* [LISTING]:
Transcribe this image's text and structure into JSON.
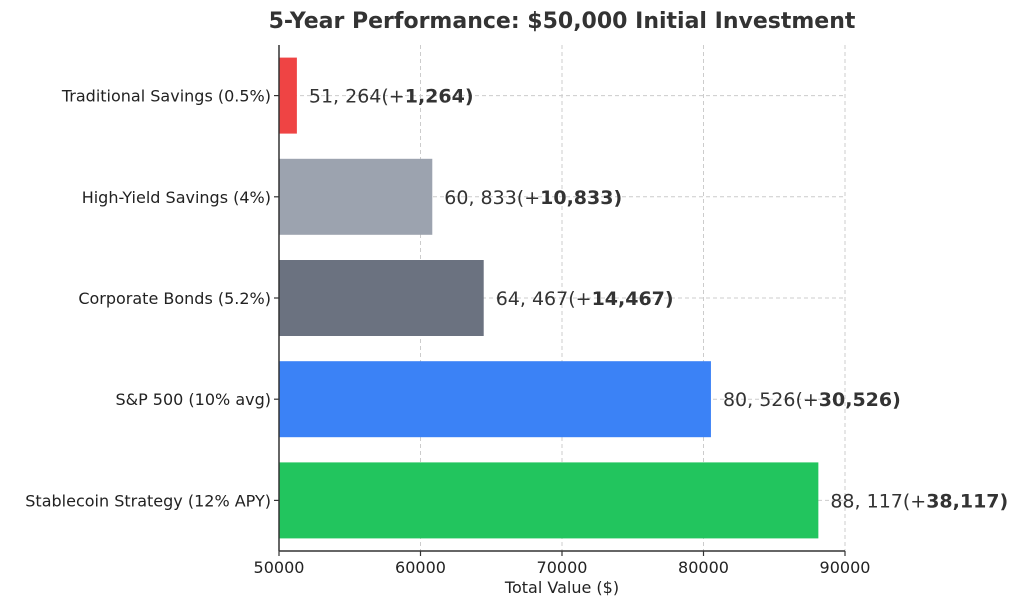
{
  "chart_data": {
    "type": "bar",
    "orientation": "horizontal",
    "title": "5-Year Performance: $50,000 Initial Investment",
    "xlabel": "Total Value ($)",
    "ylabel": "",
    "xlim": [
      50000,
      90000
    ],
    "xticks": [
      50000,
      60000,
      70000,
      80000,
      90000
    ],
    "xtick_labels": [
      "50000",
      "60000",
      "70000",
      "80000",
      "90000"
    ],
    "grid": true,
    "categories": [
      "Traditional Savings (0.5%)",
      "High-Yield Savings (4%)",
      "Corporate Bonds (5.2%)",
      "S&P 500 (10% avg)",
      "Stablecoin Strategy (12% APY)"
    ],
    "values": [
      51264,
      60833,
      64467,
      80526,
      88117
    ],
    "colors": [
      "#ef4444",
      "#9ca3af",
      "#6b7280",
      "#3b82f6",
      "#22c55e"
    ],
    "data_labels": [
      {
        "value": "51, 264(+",
        "gain": "1,264)"
      },
      {
        "value": "60, 833(+",
        "gain": "10,833)"
      },
      {
        "value": "64, 467(+",
        "gain": "14,467)"
      },
      {
        "value": "80, 526(+",
        "gain": "30,526)"
      },
      {
        "value": "88, 117(+",
        "gain": "38,117)"
      }
    ]
  }
}
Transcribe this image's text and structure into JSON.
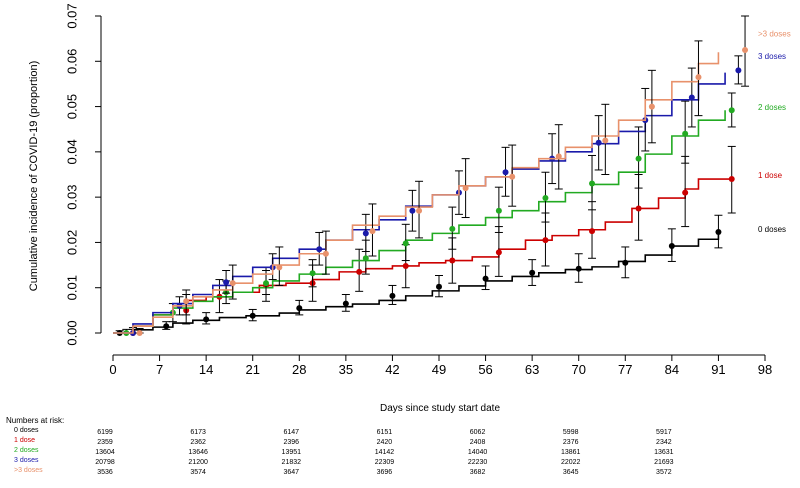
{
  "chart_data": {
    "type": "line",
    "xlabel": "Days since study start date",
    "ylabel": "Cumulative incidence of COVID-19 (proportion)",
    "xlim": [
      0,
      98
    ],
    "ylim": [
      0,
      0.07
    ],
    "x_ticks": [
      "0",
      "7",
      "14",
      "21",
      "28",
      "35",
      "42",
      "49",
      "56",
      "63",
      "70",
      "77",
      "84",
      "91",
      "98"
    ],
    "y_ticks": [
      "0.00",
      "0.01",
      "0.02",
      "0.03",
      "0.04",
      "0.05",
      "0.06",
      "0.07"
    ],
    "series": [
      {
        "name": "0 doses",
        "color": "#000000",
        "end_label": "0 doses",
        "curve": [
          [
            0,
            0
          ],
          [
            3,
            0.0007
          ],
          [
            6,
            0.0013
          ],
          [
            9,
            0.0022
          ],
          [
            12,
            0.0028
          ],
          [
            16,
            0.0034
          ],
          [
            20,
            0.0038
          ],
          [
            25,
            0.0044
          ],
          [
            28,
            0.0051
          ],
          [
            32,
            0.0058
          ],
          [
            36,
            0.0064
          ],
          [
            40,
            0.0072
          ],
          [
            44,
            0.0082
          ],
          [
            48,
            0.0093
          ],
          [
            52,
            0.0104
          ],
          [
            56,
            0.0115
          ],
          [
            60,
            0.0125
          ],
          [
            64,
            0.0133
          ],
          [
            68,
            0.014
          ],
          [
            72,
            0.0146
          ],
          [
            76,
            0.0158
          ],
          [
            80,
            0.0172
          ],
          [
            84,
            0.0192
          ],
          [
            88,
            0.0207
          ],
          [
            91,
            0.0225
          ]
        ],
        "points": [
          {
            "x": 1,
            "y": 0,
            "lo": 0,
            "hi": 0.0005
          },
          {
            "x": 8,
            "y": 0.0015,
            "lo": 0.0008,
            "hi": 0.0025
          },
          {
            "x": 14,
            "y": 0.003,
            "lo": 0.002,
            "hi": 0.0045
          },
          {
            "x": 21,
            "y": 0.0038,
            "lo": 0.0027,
            "hi": 0.0052
          },
          {
            "x": 28,
            "y": 0.0055,
            "lo": 0.004,
            "hi": 0.0072
          },
          {
            "x": 35,
            "y": 0.0065,
            "lo": 0.0048,
            "hi": 0.0085
          },
          {
            "x": 42,
            "y": 0.0082,
            "lo": 0.0063,
            "hi": 0.0105
          },
          {
            "x": 49,
            "y": 0.0102,
            "lo": 0.008,
            "hi": 0.0127
          },
          {
            "x": 56,
            "y": 0.012,
            "lo": 0.0096,
            "hi": 0.0148
          },
          {
            "x": 63,
            "y": 0.0133,
            "lo": 0.0105,
            "hi": 0.0162
          },
          {
            "x": 70,
            "y": 0.0142,
            "lo": 0.0112,
            "hi": 0.0175
          },
          {
            "x": 77,
            "y": 0.0155,
            "lo": 0.0122,
            "hi": 0.019
          },
          {
            "x": 84,
            "y": 0.0192,
            "lo": 0.0158,
            "hi": 0.023
          },
          {
            "x": 91,
            "y": 0.0223,
            "lo": 0.0188,
            "hi": 0.026
          }
        ]
      },
      {
        "name": "1 dose",
        "color": "#cc0000",
        "end_label": "1 dose",
        "curve": [
          [
            1,
            0
          ],
          [
            3,
            0.0015
          ],
          [
            6,
            0.004
          ],
          [
            9,
            0.006
          ],
          [
            11,
            0.0072
          ],
          [
            14,
            0.008
          ],
          [
            18,
            0.009
          ],
          [
            22,
            0.0105
          ],
          [
            26,
            0.011
          ],
          [
            30,
            0.0118
          ],
          [
            34,
            0.0135
          ],
          [
            38,
            0.0142
          ],
          [
            42,
            0.0148
          ],
          [
            46,
            0.0155
          ],
          [
            50,
            0.016
          ],
          [
            54,
            0.0168
          ],
          [
            58,
            0.0185
          ],
          [
            62,
            0.0205
          ],
          [
            66,
            0.0215
          ],
          [
            70,
            0.0228
          ],
          [
            74,
            0.0245
          ],
          [
            78,
            0.0275
          ],
          [
            82,
            0.0298
          ],
          [
            86,
            0.0318
          ],
          [
            88,
            0.034
          ],
          [
            93,
            0.0342
          ]
        ],
        "points": [
          {
            "x": 3,
            "y": 0,
            "lo": 0,
            "hi": 0.0012
          },
          {
            "x": 11,
            "y": 0.005,
            "lo": 0.002,
            "hi": 0.0085
          },
          {
            "x": 16,
            "y": 0.008,
            "lo": 0.0045,
            "hi": 0.0118
          },
          {
            "x": 23,
            "y": 0.0105,
            "lo": 0.007,
            "hi": 0.0145
          },
          {
            "x": 30,
            "y": 0.011,
            "lo": 0.007,
            "hi": 0.015
          },
          {
            "x": 37,
            "y": 0.0135,
            "lo": 0.0092,
            "hi": 0.0185
          },
          {
            "x": 44,
            "y": 0.0148,
            "lo": 0.01,
            "hi": 0.0195
          },
          {
            "x": 51,
            "y": 0.016,
            "lo": 0.011,
            "hi": 0.021
          },
          {
            "x": 58,
            "y": 0.0178,
            "lo": 0.0125,
            "hi": 0.0235
          },
          {
            "x": 65,
            "y": 0.0205,
            "lo": 0.0148,
            "hi": 0.0265
          },
          {
            "x": 72,
            "y": 0.0225,
            "lo": 0.0165,
            "hi": 0.029
          },
          {
            "x": 79,
            "y": 0.0275,
            "lo": 0.0205,
            "hi": 0.035
          },
          {
            "x": 86,
            "y": 0.031,
            "lo": 0.0235,
            "hi": 0.039
          },
          {
            "x": 93,
            "y": 0.034,
            "lo": 0.0265,
            "hi": 0.0412
          }
        ]
      },
      {
        "name": "2 doses",
        "color": "#22aa22",
        "end_label": "2 doses",
        "curve": [
          [
            0,
            0
          ],
          [
            3,
            0.0015
          ],
          [
            6,
            0.004
          ],
          [
            9,
            0.0055
          ],
          [
            12,
            0.007
          ],
          [
            15,
            0.008
          ],
          [
            18,
            0.009
          ],
          [
            21,
            0.01
          ],
          [
            24,
            0.0115
          ],
          [
            28,
            0.013
          ],
          [
            32,
            0.0145
          ],
          [
            36,
            0.016
          ],
          [
            40,
            0.0182
          ],
          [
            44,
            0.0205
          ],
          [
            48,
            0.022
          ],
          [
            52,
            0.0238
          ],
          [
            56,
            0.0255
          ],
          [
            60,
            0.027
          ],
          [
            64,
            0.029
          ],
          [
            68,
            0.031
          ],
          [
            72,
            0.0328
          ],
          [
            76,
            0.0355
          ],
          [
            80,
            0.0395
          ],
          [
            84,
            0.0435
          ],
          [
            88,
            0.047
          ],
          [
            92,
            0.0492
          ]
        ],
        "points": [
          {
            "x": 2,
            "y": 0,
            "lo": 0,
            "hi": 0.0008
          },
          {
            "x": 9,
            "y": 0.0045,
            "lo": 0.0025,
            "hi": 0.0065
          },
          {
            "x": 17,
            "y": 0.009,
            "lo": 0.0065,
            "hi": 0.0115
          },
          {
            "x": 23,
            "y": 0.011,
            "lo": 0.0085,
            "hi": 0.0138
          },
          {
            "x": 30,
            "y": 0.0132,
            "lo": 0.0102,
            "hi": 0.0162
          },
          {
            "x": 38,
            "y": 0.0165,
            "lo": 0.013,
            "hi": 0.0205
          },
          {
            "x": 44,
            "y": 0.0198,
            "lo": 0.016,
            "hi": 0.024
          },
          {
            "x": 51,
            "y": 0.023,
            "lo": 0.0185,
            "hi": 0.0278
          },
          {
            "x": 58,
            "y": 0.027,
            "lo": 0.0222,
            "hi": 0.0322
          },
          {
            "x": 65,
            "y": 0.0298,
            "lo": 0.0245,
            "hi": 0.0355
          },
          {
            "x": 72,
            "y": 0.033,
            "lo": 0.0272,
            "hi": 0.0392
          },
          {
            "x": 79,
            "y": 0.0385,
            "lo": 0.032,
            "hi": 0.0455
          },
          {
            "x": 86,
            "y": 0.044,
            "lo": 0.0375,
            "hi": 0.0512
          },
          {
            "x": 93,
            "y": 0.0492,
            "lo": 0.0455,
            "hi": 0.053
          }
        ]
      },
      {
        "name": "3 doses",
        "color": "#1a1aaa",
        "end_label": "3 doses",
        "curve": [
          [
            0,
            0
          ],
          [
            3,
            0.002
          ],
          [
            6,
            0.0045
          ],
          [
            9,
            0.0065
          ],
          [
            12,
            0.0085
          ],
          [
            15,
            0.0105
          ],
          [
            18,
            0.0125
          ],
          [
            21,
            0.0145
          ],
          [
            24,
            0.0165
          ],
          [
            28,
            0.0185
          ],
          [
            32,
            0.0205
          ],
          [
            36,
            0.0228
          ],
          [
            40,
            0.025
          ],
          [
            44,
            0.028
          ],
          [
            48,
            0.0305
          ],
          [
            52,
            0.0325
          ],
          [
            56,
            0.0345
          ],
          [
            60,
            0.0362
          ],
          [
            64,
            0.038
          ],
          [
            68,
            0.04
          ],
          [
            72,
            0.0418
          ],
          [
            76,
            0.0445
          ],
          [
            80,
            0.048
          ],
          [
            84,
            0.0515
          ],
          [
            88,
            0.055
          ],
          [
            92,
            0.0575
          ]
        ],
        "points": [
          {
            "x": 3,
            "y": 0,
            "lo": 0,
            "hi": 0.0008
          },
          {
            "x": 10,
            "y": 0.006,
            "lo": 0.004,
            "hi": 0.008
          },
          {
            "x": 17,
            "y": 0.0112,
            "lo": 0.0088,
            "hi": 0.0138
          },
          {
            "x": 24,
            "y": 0.0145,
            "lo": 0.0118,
            "hi": 0.0175
          },
          {
            "x": 31,
            "y": 0.0185,
            "lo": 0.015,
            "hi": 0.0222
          },
          {
            "x": 38,
            "y": 0.022,
            "lo": 0.018,
            "hi": 0.0262
          },
          {
            "x": 45,
            "y": 0.027,
            "lo": 0.0225,
            "hi": 0.0315
          },
          {
            "x": 52,
            "y": 0.031,
            "lo": 0.0262,
            "hi": 0.0358
          },
          {
            "x": 59,
            "y": 0.0355,
            "lo": 0.0302,
            "hi": 0.041
          },
          {
            "x": 66,
            "y": 0.0385,
            "lo": 0.033,
            "hi": 0.044
          },
          {
            "x": 73,
            "y": 0.042,
            "lo": 0.036,
            "hi": 0.048
          },
          {
            "x": 80,
            "y": 0.047,
            "lo": 0.0402,
            "hi": 0.054
          },
          {
            "x": 87,
            "y": 0.052,
            "lo": 0.0455,
            "hi": 0.0585
          },
          {
            "x": 94,
            "y": 0.058,
            "lo": 0.055,
            "hi": 0.0612
          }
        ]
      },
      {
        "name": ">3 doses",
        "color": "#e8916b",
        "end_label": ">3 doses",
        "curve": [
          [
            0,
            0
          ],
          [
            3,
            0.0015
          ],
          [
            6,
            0.0035
          ],
          [
            9,
            0.006
          ],
          [
            12,
            0.008
          ],
          [
            15,
            0.0095
          ],
          [
            18,
            0.011
          ],
          [
            21,
            0.013
          ],
          [
            24,
            0.015
          ],
          [
            28,
            0.0175
          ],
          [
            32,
            0.0205
          ],
          [
            36,
            0.0238
          ],
          [
            40,
            0.0258
          ],
          [
            44,
            0.0278
          ],
          [
            48,
            0.0305
          ],
          [
            52,
            0.0325
          ],
          [
            56,
            0.0345
          ],
          [
            60,
            0.0365
          ],
          [
            64,
            0.0385
          ],
          [
            68,
            0.041
          ],
          [
            72,
            0.0435
          ],
          [
            76,
            0.047
          ],
          [
            80,
            0.0515
          ],
          [
            84,
            0.0555
          ],
          [
            88,
            0.0595
          ],
          [
            91,
            0.062
          ]
        ],
        "points": [
          {
            "x": 4,
            "y": 0,
            "lo": 0,
            "hi": 0.001
          },
          {
            "x": 11,
            "y": 0.007,
            "lo": 0.004,
            "hi": 0.0095
          },
          {
            "x": 18,
            "y": 0.011,
            "lo": 0.0075,
            "hi": 0.015
          },
          {
            "x": 25,
            "y": 0.0145,
            "lo": 0.0105,
            "hi": 0.019
          },
          {
            "x": 32,
            "y": 0.0175,
            "lo": 0.013,
            "hi": 0.0225
          },
          {
            "x": 39,
            "y": 0.0225,
            "lo": 0.017,
            "hi": 0.0285
          },
          {
            "x": 46,
            "y": 0.027,
            "lo": 0.021,
            "hi": 0.0335
          },
          {
            "x": 53,
            "y": 0.032,
            "lo": 0.0255,
            "hi": 0.0385
          },
          {
            "x": 60,
            "y": 0.0345,
            "lo": 0.028,
            "hi": 0.0415
          },
          {
            "x": 67,
            "y": 0.039,
            "lo": 0.0318,
            "hi": 0.046
          },
          {
            "x": 74,
            "y": 0.0425,
            "lo": 0.035,
            "hi": 0.0505
          },
          {
            "x": 81,
            "y": 0.05,
            "lo": 0.042,
            "hi": 0.058
          },
          {
            "x": 88,
            "y": 0.0565,
            "lo": 0.048,
            "hi": 0.0645
          },
          {
            "x": 95,
            "y": 0.0625,
            "lo": 0.0545,
            "hi": 0.07
          }
        ]
      }
    ]
  },
  "risk_table": {
    "title": "Numbers at risk:",
    "rows": [
      {
        "label": "0 doses",
        "color": "#000000",
        "values": [
          "6199",
          "6173",
          "6147",
          "6151",
          "6062",
          "5998",
          "5917"
        ]
      },
      {
        "label": "1 dose",
        "color": "#cc0000",
        "values": [
          "2359",
          "2362",
          "2396",
          "2420",
          "2408",
          "2376",
          "2342"
        ]
      },
      {
        "label": "2 doses",
        "color": "#22aa22",
        "values": [
          "13604",
          "13646",
          "13951",
          "14142",
          "14040",
          "13861",
          "13631"
        ]
      },
      {
        "label": "3 doses",
        "color": "#1a1aaa",
        "values": [
          "20798",
          "21200",
          "21832",
          "22309",
          "22230",
          "22022",
          "21693"
        ]
      },
      {
        "label": ">3 doses",
        "color": "#e8916b",
        "values": [
          "3536",
          "3574",
          "3647",
          "3696",
          "3682",
          "3645",
          "3572"
        ]
      }
    ]
  }
}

* [PROMPT]: Gather all lines with the string "title" from the data.

* [WRITTEN ANSWER]:
    "title": "5-Year Performance: $50,000 Initial Investment",
    "title": "Numbers at risk:",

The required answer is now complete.